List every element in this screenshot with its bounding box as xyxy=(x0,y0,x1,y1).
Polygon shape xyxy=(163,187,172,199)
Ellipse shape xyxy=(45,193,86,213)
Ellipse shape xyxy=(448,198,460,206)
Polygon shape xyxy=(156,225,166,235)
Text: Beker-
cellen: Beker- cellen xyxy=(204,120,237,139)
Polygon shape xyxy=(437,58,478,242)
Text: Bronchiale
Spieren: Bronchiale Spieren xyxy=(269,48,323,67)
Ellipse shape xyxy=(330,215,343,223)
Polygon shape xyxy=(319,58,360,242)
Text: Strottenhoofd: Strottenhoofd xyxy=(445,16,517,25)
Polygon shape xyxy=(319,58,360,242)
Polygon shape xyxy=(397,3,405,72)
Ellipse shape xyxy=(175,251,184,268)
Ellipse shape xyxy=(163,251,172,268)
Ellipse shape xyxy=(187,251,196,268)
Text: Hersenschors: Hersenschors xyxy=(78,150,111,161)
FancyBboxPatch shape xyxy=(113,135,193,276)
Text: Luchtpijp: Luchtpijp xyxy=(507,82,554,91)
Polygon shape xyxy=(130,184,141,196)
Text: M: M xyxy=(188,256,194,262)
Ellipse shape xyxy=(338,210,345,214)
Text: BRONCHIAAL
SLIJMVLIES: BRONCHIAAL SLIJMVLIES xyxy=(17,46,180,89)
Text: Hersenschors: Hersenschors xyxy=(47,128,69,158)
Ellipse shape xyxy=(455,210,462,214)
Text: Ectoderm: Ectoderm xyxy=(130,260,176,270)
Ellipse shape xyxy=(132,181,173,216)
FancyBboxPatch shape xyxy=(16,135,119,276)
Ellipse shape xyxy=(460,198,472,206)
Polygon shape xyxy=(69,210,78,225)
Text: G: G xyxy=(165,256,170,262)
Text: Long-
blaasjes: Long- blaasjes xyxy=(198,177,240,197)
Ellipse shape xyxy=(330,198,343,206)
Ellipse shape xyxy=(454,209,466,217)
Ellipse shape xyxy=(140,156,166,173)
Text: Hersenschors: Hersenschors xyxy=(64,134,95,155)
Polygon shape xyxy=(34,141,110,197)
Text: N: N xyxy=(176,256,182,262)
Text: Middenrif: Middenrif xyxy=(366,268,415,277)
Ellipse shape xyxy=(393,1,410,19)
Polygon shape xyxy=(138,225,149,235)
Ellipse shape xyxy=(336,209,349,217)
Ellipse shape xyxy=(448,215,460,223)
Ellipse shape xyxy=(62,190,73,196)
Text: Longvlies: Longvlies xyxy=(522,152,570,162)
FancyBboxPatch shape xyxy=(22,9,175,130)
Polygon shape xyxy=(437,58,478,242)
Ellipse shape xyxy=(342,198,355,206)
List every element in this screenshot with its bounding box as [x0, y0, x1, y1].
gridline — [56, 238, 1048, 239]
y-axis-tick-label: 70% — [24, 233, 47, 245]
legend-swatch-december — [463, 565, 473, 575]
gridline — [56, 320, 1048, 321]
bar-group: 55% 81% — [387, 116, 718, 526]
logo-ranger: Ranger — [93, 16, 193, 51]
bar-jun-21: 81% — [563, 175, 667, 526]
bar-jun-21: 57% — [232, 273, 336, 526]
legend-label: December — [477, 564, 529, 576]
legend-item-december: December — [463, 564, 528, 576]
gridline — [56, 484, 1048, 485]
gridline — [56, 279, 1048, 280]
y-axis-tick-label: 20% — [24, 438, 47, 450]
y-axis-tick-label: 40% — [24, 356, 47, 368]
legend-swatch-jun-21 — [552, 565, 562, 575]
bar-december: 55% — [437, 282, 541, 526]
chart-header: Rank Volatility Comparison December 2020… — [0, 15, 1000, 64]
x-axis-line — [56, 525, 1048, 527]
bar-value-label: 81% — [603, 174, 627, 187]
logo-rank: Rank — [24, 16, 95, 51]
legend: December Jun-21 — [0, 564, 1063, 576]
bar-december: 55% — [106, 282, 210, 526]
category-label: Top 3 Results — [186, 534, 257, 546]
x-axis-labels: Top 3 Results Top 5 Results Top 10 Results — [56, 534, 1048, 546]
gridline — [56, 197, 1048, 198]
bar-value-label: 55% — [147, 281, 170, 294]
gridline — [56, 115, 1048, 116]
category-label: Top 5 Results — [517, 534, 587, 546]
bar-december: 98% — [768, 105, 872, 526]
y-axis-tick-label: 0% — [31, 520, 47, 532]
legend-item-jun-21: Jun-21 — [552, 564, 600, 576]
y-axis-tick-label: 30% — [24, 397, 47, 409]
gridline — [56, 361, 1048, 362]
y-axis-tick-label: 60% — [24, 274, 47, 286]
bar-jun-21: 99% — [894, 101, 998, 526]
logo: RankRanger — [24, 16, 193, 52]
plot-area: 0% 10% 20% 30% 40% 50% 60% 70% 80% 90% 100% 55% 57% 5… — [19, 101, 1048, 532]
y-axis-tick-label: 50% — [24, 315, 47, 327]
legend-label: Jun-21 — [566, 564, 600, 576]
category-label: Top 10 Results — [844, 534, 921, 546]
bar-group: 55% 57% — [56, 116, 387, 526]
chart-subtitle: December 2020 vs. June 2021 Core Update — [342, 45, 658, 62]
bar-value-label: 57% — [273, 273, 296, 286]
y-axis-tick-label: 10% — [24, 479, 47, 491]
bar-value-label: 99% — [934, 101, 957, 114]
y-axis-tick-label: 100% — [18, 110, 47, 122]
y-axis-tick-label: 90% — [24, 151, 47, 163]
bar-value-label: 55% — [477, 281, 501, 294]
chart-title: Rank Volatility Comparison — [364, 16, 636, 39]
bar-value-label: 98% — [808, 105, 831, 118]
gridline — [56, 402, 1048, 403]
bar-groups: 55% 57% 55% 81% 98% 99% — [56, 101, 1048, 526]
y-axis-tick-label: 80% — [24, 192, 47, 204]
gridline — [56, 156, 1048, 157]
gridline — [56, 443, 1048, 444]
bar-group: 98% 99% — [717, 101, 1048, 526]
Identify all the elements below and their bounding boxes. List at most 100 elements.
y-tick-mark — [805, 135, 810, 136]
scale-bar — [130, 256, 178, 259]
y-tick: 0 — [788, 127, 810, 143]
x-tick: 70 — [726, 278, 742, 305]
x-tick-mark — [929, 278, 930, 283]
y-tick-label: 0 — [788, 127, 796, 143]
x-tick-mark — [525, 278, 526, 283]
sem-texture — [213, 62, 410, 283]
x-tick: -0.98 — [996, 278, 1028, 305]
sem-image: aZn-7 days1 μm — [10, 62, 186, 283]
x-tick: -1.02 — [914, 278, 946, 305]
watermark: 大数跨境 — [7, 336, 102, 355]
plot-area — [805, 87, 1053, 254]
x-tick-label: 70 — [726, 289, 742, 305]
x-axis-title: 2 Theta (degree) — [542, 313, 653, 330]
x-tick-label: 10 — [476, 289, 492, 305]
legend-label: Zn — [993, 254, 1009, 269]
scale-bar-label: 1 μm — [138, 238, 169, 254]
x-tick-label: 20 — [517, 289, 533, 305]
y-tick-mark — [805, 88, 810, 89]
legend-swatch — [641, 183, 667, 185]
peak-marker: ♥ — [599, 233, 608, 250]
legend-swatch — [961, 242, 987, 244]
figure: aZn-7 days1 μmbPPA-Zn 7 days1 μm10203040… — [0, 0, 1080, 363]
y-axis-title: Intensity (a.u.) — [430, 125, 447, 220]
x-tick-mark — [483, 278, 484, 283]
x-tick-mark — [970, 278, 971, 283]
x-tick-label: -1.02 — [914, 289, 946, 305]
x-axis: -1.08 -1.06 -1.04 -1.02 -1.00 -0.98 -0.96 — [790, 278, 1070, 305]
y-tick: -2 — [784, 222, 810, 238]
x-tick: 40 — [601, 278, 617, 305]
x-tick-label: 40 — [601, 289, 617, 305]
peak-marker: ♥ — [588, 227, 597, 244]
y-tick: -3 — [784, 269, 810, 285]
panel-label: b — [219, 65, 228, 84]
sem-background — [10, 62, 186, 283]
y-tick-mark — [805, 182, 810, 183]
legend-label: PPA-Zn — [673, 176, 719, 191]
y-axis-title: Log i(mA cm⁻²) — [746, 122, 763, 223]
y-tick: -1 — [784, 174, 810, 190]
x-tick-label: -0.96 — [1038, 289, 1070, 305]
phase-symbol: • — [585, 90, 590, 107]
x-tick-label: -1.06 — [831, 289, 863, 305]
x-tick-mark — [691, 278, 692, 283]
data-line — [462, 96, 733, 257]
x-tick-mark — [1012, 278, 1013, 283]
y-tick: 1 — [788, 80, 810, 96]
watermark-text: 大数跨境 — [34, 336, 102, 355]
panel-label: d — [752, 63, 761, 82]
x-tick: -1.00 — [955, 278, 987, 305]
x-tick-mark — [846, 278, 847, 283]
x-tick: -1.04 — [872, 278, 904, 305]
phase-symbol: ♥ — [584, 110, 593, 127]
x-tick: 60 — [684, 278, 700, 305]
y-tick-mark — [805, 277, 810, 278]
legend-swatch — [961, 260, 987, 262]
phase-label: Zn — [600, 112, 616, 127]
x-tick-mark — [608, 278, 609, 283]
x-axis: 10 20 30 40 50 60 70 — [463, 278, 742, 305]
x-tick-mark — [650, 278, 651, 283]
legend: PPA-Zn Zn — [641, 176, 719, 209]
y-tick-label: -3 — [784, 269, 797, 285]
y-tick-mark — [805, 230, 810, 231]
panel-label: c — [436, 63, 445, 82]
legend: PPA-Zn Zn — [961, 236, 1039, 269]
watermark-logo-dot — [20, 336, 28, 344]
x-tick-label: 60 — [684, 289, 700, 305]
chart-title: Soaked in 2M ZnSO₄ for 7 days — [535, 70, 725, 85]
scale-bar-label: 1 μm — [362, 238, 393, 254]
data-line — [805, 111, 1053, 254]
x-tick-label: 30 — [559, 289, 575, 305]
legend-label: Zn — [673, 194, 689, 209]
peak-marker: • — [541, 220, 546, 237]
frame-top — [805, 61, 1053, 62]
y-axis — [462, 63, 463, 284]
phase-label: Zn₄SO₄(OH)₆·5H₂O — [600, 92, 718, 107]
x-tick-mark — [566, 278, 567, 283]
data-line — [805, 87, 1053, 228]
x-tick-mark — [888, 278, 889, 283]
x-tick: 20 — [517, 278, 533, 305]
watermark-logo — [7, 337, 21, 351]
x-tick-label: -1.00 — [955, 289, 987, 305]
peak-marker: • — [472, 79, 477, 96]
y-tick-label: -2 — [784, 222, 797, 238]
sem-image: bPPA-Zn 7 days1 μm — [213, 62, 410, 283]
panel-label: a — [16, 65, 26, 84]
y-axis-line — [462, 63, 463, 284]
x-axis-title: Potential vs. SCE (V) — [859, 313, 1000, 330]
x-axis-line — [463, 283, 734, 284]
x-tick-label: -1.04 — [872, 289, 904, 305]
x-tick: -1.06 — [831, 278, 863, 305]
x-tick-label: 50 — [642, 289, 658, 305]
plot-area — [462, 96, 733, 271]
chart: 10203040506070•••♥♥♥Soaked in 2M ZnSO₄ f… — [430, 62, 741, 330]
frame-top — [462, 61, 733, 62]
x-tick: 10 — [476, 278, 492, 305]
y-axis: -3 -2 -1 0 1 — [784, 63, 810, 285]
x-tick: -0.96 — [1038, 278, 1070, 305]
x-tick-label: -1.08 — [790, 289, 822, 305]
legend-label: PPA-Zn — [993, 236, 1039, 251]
------------
What is required – Extract every line above that contains the string "panel", treating uppercase and lowercase letters as different.

Correct answer –
panel-label: b — [219, 65, 228, 84]
panel-label: d — [752, 63, 761, 82]
panel-label: c — [436, 63, 445, 82]
panel-label: a — [16, 65, 26, 84]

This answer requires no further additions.